Instructions to follow:
Print each of the entries exactly, leaving nothing out.

Recorded data
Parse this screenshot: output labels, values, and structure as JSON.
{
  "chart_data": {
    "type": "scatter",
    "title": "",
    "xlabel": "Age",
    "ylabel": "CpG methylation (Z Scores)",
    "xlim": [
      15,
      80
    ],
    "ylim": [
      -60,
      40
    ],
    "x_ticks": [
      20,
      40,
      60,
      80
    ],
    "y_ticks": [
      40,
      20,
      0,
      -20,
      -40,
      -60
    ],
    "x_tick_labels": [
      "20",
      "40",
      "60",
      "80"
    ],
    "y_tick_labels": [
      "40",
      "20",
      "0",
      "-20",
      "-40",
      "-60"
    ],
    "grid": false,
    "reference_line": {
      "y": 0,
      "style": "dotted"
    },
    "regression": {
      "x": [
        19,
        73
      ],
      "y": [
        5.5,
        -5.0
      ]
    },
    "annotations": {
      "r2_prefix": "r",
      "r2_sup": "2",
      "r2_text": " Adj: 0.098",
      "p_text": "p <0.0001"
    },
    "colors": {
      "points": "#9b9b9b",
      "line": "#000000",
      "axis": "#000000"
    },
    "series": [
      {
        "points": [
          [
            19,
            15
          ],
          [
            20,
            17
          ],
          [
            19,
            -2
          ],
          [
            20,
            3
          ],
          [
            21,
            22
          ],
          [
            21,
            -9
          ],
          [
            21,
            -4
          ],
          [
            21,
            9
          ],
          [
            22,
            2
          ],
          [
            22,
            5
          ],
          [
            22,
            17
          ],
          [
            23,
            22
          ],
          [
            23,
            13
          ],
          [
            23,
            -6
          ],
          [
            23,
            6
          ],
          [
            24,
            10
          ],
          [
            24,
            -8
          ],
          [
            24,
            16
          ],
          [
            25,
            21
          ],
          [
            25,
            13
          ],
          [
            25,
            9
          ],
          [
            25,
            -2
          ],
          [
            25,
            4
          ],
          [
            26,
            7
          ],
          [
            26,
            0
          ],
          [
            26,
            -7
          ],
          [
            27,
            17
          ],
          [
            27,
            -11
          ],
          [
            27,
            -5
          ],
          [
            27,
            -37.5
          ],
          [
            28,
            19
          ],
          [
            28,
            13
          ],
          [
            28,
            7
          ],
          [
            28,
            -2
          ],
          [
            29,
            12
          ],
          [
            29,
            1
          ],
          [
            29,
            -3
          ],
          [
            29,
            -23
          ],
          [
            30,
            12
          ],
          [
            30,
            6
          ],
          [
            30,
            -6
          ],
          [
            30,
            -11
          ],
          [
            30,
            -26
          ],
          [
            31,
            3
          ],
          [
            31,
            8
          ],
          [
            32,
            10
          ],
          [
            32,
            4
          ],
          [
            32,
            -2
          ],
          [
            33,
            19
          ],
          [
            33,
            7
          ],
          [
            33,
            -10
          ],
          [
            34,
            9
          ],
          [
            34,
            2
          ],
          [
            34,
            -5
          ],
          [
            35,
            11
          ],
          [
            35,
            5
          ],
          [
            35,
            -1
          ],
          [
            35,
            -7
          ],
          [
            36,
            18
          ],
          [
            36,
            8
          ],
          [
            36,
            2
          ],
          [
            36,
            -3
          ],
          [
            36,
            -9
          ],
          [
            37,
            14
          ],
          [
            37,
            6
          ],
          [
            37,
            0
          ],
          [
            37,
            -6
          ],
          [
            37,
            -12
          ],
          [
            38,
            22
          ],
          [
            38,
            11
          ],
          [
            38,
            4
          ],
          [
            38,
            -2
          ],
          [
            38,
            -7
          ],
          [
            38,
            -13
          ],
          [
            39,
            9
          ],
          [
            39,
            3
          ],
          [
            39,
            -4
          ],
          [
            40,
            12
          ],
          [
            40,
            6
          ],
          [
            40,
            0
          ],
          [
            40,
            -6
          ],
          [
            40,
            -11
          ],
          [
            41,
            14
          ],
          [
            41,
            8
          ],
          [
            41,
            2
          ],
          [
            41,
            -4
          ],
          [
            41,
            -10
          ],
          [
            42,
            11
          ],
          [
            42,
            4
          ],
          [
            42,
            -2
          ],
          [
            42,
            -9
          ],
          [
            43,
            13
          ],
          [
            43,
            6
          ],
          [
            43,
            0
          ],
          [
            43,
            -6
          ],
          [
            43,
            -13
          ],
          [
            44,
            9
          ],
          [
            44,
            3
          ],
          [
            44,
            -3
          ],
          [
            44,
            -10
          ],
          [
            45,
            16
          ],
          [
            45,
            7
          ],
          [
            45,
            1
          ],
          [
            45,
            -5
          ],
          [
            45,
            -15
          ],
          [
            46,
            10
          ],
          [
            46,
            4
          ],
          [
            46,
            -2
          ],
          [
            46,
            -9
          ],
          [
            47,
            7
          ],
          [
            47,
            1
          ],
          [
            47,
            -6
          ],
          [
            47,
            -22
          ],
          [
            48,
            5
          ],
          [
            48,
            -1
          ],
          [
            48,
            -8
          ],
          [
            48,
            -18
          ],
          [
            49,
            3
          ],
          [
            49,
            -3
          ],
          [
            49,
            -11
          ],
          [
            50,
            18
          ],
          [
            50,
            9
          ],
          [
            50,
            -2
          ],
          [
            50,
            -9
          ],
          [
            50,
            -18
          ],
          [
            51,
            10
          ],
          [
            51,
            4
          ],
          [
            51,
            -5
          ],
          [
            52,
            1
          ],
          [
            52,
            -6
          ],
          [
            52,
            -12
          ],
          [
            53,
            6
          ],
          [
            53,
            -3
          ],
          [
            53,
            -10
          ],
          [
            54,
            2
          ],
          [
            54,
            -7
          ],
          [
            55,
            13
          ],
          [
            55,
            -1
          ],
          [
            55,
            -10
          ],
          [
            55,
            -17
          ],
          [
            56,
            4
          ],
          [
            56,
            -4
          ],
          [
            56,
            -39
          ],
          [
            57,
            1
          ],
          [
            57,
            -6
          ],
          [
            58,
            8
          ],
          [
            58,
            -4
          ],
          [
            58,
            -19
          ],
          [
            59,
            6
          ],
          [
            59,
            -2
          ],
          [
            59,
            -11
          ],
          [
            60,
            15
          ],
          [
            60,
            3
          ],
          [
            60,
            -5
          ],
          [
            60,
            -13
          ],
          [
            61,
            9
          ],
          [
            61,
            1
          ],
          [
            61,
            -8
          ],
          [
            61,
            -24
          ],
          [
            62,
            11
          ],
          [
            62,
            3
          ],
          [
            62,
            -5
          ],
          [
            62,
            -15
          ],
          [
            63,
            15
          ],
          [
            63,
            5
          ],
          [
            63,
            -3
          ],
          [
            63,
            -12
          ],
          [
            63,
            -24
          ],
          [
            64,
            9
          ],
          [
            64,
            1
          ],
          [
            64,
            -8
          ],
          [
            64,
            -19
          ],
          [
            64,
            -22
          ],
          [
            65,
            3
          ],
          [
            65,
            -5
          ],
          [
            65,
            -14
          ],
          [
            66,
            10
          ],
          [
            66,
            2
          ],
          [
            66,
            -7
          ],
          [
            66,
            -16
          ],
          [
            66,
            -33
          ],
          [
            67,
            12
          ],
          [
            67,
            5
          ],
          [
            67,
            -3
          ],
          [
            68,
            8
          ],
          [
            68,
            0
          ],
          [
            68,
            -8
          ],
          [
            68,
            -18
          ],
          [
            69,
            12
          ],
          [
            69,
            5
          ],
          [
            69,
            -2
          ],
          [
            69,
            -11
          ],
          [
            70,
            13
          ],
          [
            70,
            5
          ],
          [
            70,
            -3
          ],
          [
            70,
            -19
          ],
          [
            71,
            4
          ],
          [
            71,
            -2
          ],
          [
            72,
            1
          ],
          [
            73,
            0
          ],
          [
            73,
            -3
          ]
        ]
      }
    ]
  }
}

Expected answer:
Parse this screenshot: output labels, values, and structure as JSON.
{
  "chart_data": {
    "type": "scatter",
    "title": "",
    "xlabel": "Age",
    "ylabel": "CpG methylation (Z Scores)",
    "xlim": [
      15,
      80
    ],
    "ylim": [
      -60,
      40
    ],
    "x_ticks": [
      20,
      40,
      60,
      80
    ],
    "y_ticks": [
      40,
      20,
      0,
      -20,
      -40,
      -60
    ],
    "x_tick_labels": [
      "20",
      "40",
      "60",
      "80"
    ],
    "y_tick_labels": [
      "40",
      "20",
      "0",
      "-20",
      "-40",
      "-60"
    ],
    "grid": false,
    "reference_line": {
      "y": 0,
      "style": "dotted"
    },
    "regression": {
      "x": [
        19,
        73
      ],
      "y": [
        5.5,
        -5.0
      ]
    },
    "annotations": {
      "r2_prefix": "r",
      "r2_sup": "2",
      "r2_text": " Adj: 0.098",
      "p_text": "p <0.0001"
    },
    "colors": {
      "points": "#9b9b9b",
      "line": "#000000",
      "axis": "#000000"
    },
    "series": [
      {
        "points": [
          [
            19,
            15
          ],
          [
            20,
            17
          ],
          [
            19,
            -2
          ],
          [
            20,
            3
          ],
          [
            21,
            22
          ],
          [
            21,
            -9
          ],
          [
            21,
            -4
          ],
          [
            21,
            9
          ],
          [
            22,
            2
          ],
          [
            22,
            5
          ],
          [
            22,
            17
          ],
          [
            23,
            22
          ],
          [
            23,
            13
          ],
          [
            23,
            -6
          ],
          [
            23,
            6
          ],
          [
            24,
            10
          ],
          [
            24,
            -8
          ],
          [
            24,
            16
          ],
          [
            25,
            21
          ],
          [
            25,
            13
          ],
          [
            25,
            9
          ],
          [
            25,
            -2
          ],
          [
            25,
            4
          ],
          [
            26,
            7
          ],
          [
            26,
            0
          ],
          [
            26,
            -7
          ],
          [
            27,
            17
          ],
          [
            27,
            -11
          ],
          [
            27,
            -5
          ],
          [
            27,
            -37.5
          ],
          [
            28,
            19
          ],
          [
            28,
            13
          ],
          [
            28,
            7
          ],
          [
            28,
            -2
          ],
          [
            29,
            12
          ],
          [
            29,
            1
          ],
          [
            29,
            -3
          ],
          [
            29,
            -23
          ],
          [
            30,
            12
          ],
          [
            30,
            6
          ],
          [
            30,
            -6
          ],
          [
            30,
            -11
          ],
          [
            30,
            -26
          ],
          [
            31,
            3
          ],
          [
            31,
            8
          ],
          [
            32,
            10
          ],
          [
            32,
            4
          ],
          [
            32,
            -2
          ],
          [
            33,
            19
          ],
          [
            33,
            7
          ],
          [
            33,
            -10
          ],
          [
            34,
            9
          ],
          [
            34,
            2
          ],
          [
            34,
            -5
          ],
          [
            35,
            11
          ],
          [
            35,
            5
          ],
          [
            35,
            -1
          ],
          [
            35,
            -7
          ],
          [
            36,
            18
          ],
          [
            36,
            8
          ],
          [
            36,
            2
          ],
          [
            36,
            -3
          ],
          [
            36,
            -9
          ],
          [
            37,
            14
          ],
          [
            37,
            6
          ],
          [
            37,
            0
          ],
          [
            37,
            -6
          ],
          [
            37,
            -12
          ],
          [
            38,
            22
          ],
          [
            38,
            11
          ],
          [
            38,
            4
          ],
          [
            38,
            -2
          ],
          [
            38,
            -7
          ],
          [
            38,
            -13
          ],
          [
            39,
            9
          ],
          [
            39,
            3
          ],
          [
            39,
            -4
          ],
          [
            40,
            12
          ],
          [
            40,
            6
          ],
          [
            40,
            0
          ],
          [
            40,
            -6
          ],
          [
            40,
            -11
          ],
          [
            41,
            14
          ],
          [
            41,
            8
          ],
          [
            41,
            2
          ],
          [
            41,
            -4
          ],
          [
            41,
            -10
          ],
          [
            42,
            11
          ],
          [
            42,
            4
          ],
          [
            42,
            -2
          ],
          [
            42,
            -9
          ],
          [
            43,
            13
          ],
          [
            43,
            6
          ],
          [
            43,
            0
          ],
          [
            43,
            -6
          ],
          [
            43,
            -13
          ],
          [
            44,
            9
          ],
          [
            44,
            3
          ],
          [
            44,
            -3
          ],
          [
            44,
            -10
          ],
          [
            45,
            16
          ],
          [
            45,
            7
          ],
          [
            45,
            1
          ],
          [
            45,
            -5
          ],
          [
            45,
            -15
          ],
          [
            46,
            10
          ],
          [
            46,
            4
          ],
          [
            46,
            -2
          ],
          [
            46,
            -9
          ],
          [
            47,
            7
          ],
          [
            47,
            1
          ],
          [
            47,
            -6
          ],
          [
            47,
            -22
          ],
          [
            48,
            5
          ],
          [
            48,
            -1
          ],
          [
            48,
            -8
          ],
          [
            48,
            -18
          ],
          [
            49,
            3
          ],
          [
            49,
            -3
          ],
          [
            49,
            -11
          ],
          [
            50,
            18
          ],
          [
            50,
            9
          ],
          [
            50,
            -2
          ],
          [
            50,
            -9
          ],
          [
            50,
            -18
          ],
          [
            51,
            10
          ],
          [
            51,
            4
          ],
          [
            51,
            -5
          ],
          [
            52,
            1
          ],
          [
            52,
            -6
          ],
          [
            52,
            -12
          ],
          [
            53,
            6
          ],
          [
            53,
            -3
          ],
          [
            53,
            -10
          ],
          [
            54,
            2
          ],
          [
            54,
            -7
          ],
          [
            55,
            13
          ],
          [
            55,
            -1
          ],
          [
            55,
            -10
          ],
          [
            55,
            -17
          ],
          [
            56,
            4
          ],
          [
            56,
            -4
          ],
          [
            56,
            -39
          ],
          [
            57,
            1
          ],
          [
            57,
            -6
          ],
          [
            58,
            8
          ],
          [
            58,
            -4
          ],
          [
            58,
            -19
          ],
          [
            59,
            6
          ],
          [
            59,
            -2
          ],
          [
            59,
            -11
          ],
          [
            60,
            15
          ],
          [
            60,
            3
          ],
          [
            60,
            -5
          ],
          [
            60,
            -13
          ],
          [
            61,
            9
          ],
          [
            61,
            1
          ],
          [
            61,
            -8
          ],
          [
            61,
            -24
          ],
          [
            62,
            11
          ],
          [
            62,
            3
          ],
          [
            62,
            -5
          ],
          [
            62,
            -15
          ],
          [
            63,
            15
          ],
          [
            63,
            5
          ],
          [
            63,
            -3
          ],
          [
            63,
            -12
          ],
          [
            63,
            -24
          ],
          [
            64,
            9
          ],
          [
            64,
            1
          ],
          [
            64,
            -8
          ],
          [
            64,
            -19
          ],
          [
            64,
            -22
          ],
          [
            65,
            3
          ],
          [
            65,
            -5
          ],
          [
            65,
            -14
          ],
          [
            66,
            10
          ],
          [
            66,
            2
          ],
          [
            66,
            -7
          ],
          [
            66,
            -16
          ],
          [
            66,
            -33
          ],
          [
            67,
            12
          ],
          [
            67,
            5
          ],
          [
            67,
            -3
          ],
          [
            68,
            8
          ],
          [
            68,
            0
          ],
          [
            68,
            -8
          ],
          [
            68,
            -18
          ],
          [
            69,
            12
          ],
          [
            69,
            5
          ],
          [
            69,
            -2
          ],
          [
            69,
            -11
          ],
          [
            70,
            13
          ],
          [
            70,
            5
          ],
          [
            70,
            -3
          ],
          [
            70,
            -19
          ],
          [
            71,
            4
          ],
          [
            71,
            -2
          ],
          [
            72,
            1
          ],
          [
            73,
            0
          ],
          [
            73,
            -3
          ]
        ]
      }
    ]
  }
}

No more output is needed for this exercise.